AIM —
Copy the listing below line for line, keeping every character as it appears.

------

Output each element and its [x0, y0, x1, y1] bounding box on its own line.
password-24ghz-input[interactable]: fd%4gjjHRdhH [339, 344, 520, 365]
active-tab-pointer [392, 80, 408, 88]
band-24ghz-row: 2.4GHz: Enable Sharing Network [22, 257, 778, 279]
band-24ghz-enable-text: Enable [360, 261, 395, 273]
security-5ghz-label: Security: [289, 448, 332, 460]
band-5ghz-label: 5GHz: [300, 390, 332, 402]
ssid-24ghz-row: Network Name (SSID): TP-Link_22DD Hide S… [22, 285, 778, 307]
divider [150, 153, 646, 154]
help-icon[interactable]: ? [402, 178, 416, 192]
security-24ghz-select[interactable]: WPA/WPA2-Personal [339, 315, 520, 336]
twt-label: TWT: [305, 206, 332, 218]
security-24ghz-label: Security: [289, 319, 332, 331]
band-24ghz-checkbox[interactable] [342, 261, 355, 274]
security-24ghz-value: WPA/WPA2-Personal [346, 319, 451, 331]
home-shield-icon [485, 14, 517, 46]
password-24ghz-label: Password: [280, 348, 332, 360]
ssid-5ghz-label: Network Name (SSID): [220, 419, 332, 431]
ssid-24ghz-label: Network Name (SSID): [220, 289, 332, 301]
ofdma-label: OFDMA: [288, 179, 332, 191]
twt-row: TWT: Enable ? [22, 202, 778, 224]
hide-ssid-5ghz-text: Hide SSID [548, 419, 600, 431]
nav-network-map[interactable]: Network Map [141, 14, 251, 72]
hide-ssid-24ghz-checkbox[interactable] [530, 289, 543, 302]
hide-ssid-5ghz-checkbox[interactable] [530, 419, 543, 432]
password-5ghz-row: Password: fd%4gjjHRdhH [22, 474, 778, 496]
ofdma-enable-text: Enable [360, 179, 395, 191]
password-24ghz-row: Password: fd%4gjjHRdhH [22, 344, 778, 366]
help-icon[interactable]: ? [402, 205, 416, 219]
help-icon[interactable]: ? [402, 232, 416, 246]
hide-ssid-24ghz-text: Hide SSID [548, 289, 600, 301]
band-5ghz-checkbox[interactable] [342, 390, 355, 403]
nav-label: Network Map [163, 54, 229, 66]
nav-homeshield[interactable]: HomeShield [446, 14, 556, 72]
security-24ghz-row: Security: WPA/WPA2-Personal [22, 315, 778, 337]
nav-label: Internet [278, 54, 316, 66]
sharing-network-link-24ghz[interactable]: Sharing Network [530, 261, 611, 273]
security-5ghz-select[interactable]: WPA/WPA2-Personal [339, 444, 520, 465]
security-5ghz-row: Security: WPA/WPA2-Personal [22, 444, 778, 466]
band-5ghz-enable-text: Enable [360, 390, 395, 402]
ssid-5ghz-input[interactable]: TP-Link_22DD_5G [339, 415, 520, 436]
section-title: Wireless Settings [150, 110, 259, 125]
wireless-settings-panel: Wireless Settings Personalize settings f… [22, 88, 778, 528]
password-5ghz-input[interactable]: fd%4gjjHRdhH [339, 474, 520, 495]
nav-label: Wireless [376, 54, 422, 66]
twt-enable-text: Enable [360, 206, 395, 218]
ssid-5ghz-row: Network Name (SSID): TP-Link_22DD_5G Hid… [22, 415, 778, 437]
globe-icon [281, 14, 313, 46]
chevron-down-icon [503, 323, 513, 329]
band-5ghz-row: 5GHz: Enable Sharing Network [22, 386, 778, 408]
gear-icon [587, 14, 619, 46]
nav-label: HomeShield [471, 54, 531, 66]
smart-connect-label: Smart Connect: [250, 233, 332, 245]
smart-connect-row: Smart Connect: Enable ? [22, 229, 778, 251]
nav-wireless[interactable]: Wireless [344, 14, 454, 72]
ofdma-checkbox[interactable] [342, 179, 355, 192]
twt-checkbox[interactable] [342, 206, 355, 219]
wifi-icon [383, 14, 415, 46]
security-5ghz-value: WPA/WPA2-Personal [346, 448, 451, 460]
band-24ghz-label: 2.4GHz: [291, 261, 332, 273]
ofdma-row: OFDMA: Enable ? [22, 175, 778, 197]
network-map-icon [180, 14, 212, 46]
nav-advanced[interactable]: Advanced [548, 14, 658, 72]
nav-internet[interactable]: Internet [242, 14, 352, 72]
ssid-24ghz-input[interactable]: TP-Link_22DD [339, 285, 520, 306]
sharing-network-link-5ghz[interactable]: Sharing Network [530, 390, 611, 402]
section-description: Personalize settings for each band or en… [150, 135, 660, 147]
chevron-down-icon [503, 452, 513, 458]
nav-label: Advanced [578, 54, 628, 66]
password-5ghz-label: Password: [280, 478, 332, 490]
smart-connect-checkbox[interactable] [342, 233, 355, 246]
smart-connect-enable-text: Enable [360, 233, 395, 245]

------

ANSWER TO THE PROBLEM —
Output each element and its [x0, y0, x1, y1] bounding box on its own line.
password-24ghz-input[interactable]: fd%4gjjHRdhH [339, 344, 520, 365]
active-tab-pointer [392, 80, 408, 88]
band-24ghz-row: 2.4GHz: Enable Sharing Network [22, 257, 778, 279]
band-24ghz-enable-text: Enable [360, 261, 395, 273]
security-5ghz-label: Security: [289, 448, 332, 460]
band-5ghz-label: 5GHz: [300, 390, 332, 402]
ssid-24ghz-row: Network Name (SSID): TP-Link_22DD Hide S… [22, 285, 778, 307]
divider [150, 153, 646, 154]
help-icon[interactable]: ? [402, 178, 416, 192]
security-24ghz-select[interactable]: WPA/WPA2-Personal [339, 315, 520, 336]
twt-label: TWT: [305, 206, 332, 218]
security-24ghz-label: Security: [289, 319, 332, 331]
band-24ghz-checkbox[interactable] [342, 261, 355, 274]
security-24ghz-value: WPA/WPA2-Personal [346, 319, 451, 331]
home-shield-icon [485, 14, 517, 46]
password-24ghz-label: Password: [280, 348, 332, 360]
ssid-5ghz-label: Network Name (SSID): [220, 419, 332, 431]
ssid-24ghz-label: Network Name (SSID): [220, 289, 332, 301]
ofdma-label: OFDMA: [288, 179, 332, 191]
twt-row: TWT: Enable ? [22, 202, 778, 224]
hide-ssid-5ghz-text: Hide SSID [548, 419, 600, 431]
nav-network-map[interactable]: Network Map [141, 14, 251, 72]
hide-ssid-24ghz-checkbox[interactable] [530, 289, 543, 302]
hide-ssid-5ghz-checkbox[interactable] [530, 419, 543, 432]
password-5ghz-row: Password: fd%4gjjHRdhH [22, 474, 778, 496]
ofdma-enable-text: Enable [360, 179, 395, 191]
password-24ghz-row: Password: fd%4gjjHRdhH [22, 344, 778, 366]
help-icon[interactable]: ? [402, 205, 416, 219]
help-icon[interactable]: ? [402, 232, 416, 246]
hide-ssid-24ghz-text: Hide SSID [548, 289, 600, 301]
band-5ghz-checkbox[interactable] [342, 390, 355, 403]
nav-label: Network Map [163, 54, 229, 66]
nav-homeshield[interactable]: HomeShield [446, 14, 556, 72]
security-24ghz-row: Security: WPA/WPA2-Personal [22, 315, 778, 337]
nav-label: Internet [278, 54, 316, 66]
sharing-network-link-24ghz[interactable]: Sharing Network [530, 261, 611, 273]
security-5ghz-select[interactable]: WPA/WPA2-Personal [339, 444, 520, 465]
security-5ghz-row: Security: WPA/WPA2-Personal [22, 444, 778, 466]
band-5ghz-enable-text: Enable [360, 390, 395, 402]
ssid-5ghz-input[interactable]: TP-Link_22DD_5G [339, 415, 520, 436]
section-title: Wireless Settings [150, 110, 259, 125]
wireless-settings-panel: Wireless Settings Personalize settings f… [22, 88, 778, 528]
password-5ghz-input[interactable]: fd%4gjjHRdhH [339, 474, 520, 495]
nav-label: Wireless [376, 54, 422, 66]
twt-enable-text: Enable [360, 206, 395, 218]
ssid-5ghz-row: Network Name (SSID): TP-Link_22DD_5G Hid… [22, 415, 778, 437]
globe-icon [281, 14, 313, 46]
chevron-down-icon [503, 323, 513, 329]
band-5ghz-row: 5GHz: Enable Sharing Network [22, 386, 778, 408]
gear-icon [587, 14, 619, 46]
nav-label: HomeShield [471, 54, 531, 66]
smart-connect-label: Smart Connect: [250, 233, 332, 245]
smart-connect-row: Smart Connect: Enable ? [22, 229, 778, 251]
nav-wireless[interactable]: Wireless [344, 14, 454, 72]
ofdma-checkbox[interactable] [342, 179, 355, 192]
twt-checkbox[interactable] [342, 206, 355, 219]
wifi-icon [383, 14, 415, 46]
security-5ghz-value: WPA/WPA2-Personal [346, 448, 451, 460]
band-24ghz-label: 2.4GHz: [291, 261, 332, 273]
ofdma-row: OFDMA: Enable ? [22, 175, 778, 197]
network-map-icon [180, 14, 212, 46]
nav-advanced[interactable]: Advanced [548, 14, 658, 72]
nav-internet[interactable]: Internet [242, 14, 352, 72]
ssid-24ghz-input[interactable]: TP-Link_22DD [339, 285, 520, 306]
sharing-network-link-5ghz[interactable]: Sharing Network [530, 390, 611, 402]
section-description: Personalize settings for each band or en… [150, 135, 660, 147]
chevron-down-icon [503, 452, 513, 458]
nav-label: Advanced [578, 54, 628, 66]
password-5ghz-label: Password: [280, 478, 332, 490]
smart-connect-checkbox[interactable] [342, 233, 355, 246]
smart-connect-enable-text: Enable [360, 233, 395, 245]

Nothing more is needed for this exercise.